**Task requirements**
Collect each line of the records containing the string "СИСПР".
§
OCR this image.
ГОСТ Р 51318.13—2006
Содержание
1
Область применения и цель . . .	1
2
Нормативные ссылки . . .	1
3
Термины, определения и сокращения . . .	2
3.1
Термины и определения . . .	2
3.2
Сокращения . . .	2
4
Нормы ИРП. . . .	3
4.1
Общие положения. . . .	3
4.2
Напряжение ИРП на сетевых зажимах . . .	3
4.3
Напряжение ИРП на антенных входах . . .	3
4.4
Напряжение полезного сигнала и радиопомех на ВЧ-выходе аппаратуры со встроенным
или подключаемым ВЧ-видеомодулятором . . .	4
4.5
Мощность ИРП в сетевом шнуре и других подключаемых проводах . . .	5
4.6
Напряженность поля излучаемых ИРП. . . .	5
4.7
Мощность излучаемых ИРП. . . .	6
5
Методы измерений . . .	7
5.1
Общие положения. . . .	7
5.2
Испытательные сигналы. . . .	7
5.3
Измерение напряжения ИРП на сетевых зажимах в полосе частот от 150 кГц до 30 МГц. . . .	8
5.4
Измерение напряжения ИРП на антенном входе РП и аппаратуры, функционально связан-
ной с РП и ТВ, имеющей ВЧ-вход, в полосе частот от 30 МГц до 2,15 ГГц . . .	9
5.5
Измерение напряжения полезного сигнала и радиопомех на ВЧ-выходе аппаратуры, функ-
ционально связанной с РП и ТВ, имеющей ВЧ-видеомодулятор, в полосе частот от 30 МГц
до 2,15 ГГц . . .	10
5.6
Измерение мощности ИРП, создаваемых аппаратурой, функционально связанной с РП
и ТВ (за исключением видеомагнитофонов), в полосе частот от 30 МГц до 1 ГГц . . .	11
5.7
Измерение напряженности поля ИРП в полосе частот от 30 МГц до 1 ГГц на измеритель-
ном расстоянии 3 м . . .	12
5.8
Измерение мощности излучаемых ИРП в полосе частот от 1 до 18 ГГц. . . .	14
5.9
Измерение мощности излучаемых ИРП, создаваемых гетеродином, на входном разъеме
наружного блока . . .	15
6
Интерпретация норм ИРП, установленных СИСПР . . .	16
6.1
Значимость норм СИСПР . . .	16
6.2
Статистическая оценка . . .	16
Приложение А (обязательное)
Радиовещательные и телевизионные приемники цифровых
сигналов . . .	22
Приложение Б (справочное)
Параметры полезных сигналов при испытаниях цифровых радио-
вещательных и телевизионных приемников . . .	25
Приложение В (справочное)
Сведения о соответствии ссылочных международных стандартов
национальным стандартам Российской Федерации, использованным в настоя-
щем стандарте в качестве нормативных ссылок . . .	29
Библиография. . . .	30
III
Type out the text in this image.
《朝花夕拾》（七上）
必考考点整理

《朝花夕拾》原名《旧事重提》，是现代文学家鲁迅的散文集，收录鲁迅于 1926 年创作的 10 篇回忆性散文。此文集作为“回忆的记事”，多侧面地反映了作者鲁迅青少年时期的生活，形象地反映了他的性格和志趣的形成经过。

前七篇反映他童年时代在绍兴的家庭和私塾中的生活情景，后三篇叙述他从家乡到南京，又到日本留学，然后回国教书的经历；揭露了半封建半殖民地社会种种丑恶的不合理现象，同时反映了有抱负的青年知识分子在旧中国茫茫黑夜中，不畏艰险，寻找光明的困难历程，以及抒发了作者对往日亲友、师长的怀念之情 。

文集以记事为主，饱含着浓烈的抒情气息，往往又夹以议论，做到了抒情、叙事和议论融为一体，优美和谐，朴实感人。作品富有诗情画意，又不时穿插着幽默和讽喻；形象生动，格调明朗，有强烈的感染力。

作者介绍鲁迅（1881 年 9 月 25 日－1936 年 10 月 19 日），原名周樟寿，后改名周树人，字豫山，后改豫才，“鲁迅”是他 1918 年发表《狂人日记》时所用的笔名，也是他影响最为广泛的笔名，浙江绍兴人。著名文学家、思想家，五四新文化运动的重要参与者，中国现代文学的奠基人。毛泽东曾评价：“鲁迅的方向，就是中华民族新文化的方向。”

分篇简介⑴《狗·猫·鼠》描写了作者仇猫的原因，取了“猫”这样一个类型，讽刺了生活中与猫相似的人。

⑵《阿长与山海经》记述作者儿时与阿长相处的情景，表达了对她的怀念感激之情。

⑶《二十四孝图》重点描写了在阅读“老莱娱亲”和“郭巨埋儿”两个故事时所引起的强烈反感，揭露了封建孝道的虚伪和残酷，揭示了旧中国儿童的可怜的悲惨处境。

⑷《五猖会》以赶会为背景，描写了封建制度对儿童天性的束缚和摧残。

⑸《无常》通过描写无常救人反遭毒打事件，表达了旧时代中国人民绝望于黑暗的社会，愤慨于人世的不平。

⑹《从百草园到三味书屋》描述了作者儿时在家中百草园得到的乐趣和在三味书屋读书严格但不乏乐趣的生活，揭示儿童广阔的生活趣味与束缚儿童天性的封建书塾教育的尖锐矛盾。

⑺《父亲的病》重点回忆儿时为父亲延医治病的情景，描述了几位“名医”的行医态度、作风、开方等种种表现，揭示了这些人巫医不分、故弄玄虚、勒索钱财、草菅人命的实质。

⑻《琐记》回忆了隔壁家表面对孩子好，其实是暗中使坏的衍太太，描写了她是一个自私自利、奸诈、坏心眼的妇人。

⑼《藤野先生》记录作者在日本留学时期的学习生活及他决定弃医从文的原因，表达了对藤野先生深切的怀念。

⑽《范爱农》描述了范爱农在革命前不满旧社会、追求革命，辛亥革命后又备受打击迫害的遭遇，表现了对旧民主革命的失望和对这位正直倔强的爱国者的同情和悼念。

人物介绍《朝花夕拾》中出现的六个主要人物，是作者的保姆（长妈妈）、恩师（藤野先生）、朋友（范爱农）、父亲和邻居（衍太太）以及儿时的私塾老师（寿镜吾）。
§
**Correct answer**
Интерпретация норм ИРП, установленных СИСПР . . .	16
Значимость норм СИСПР . . .	16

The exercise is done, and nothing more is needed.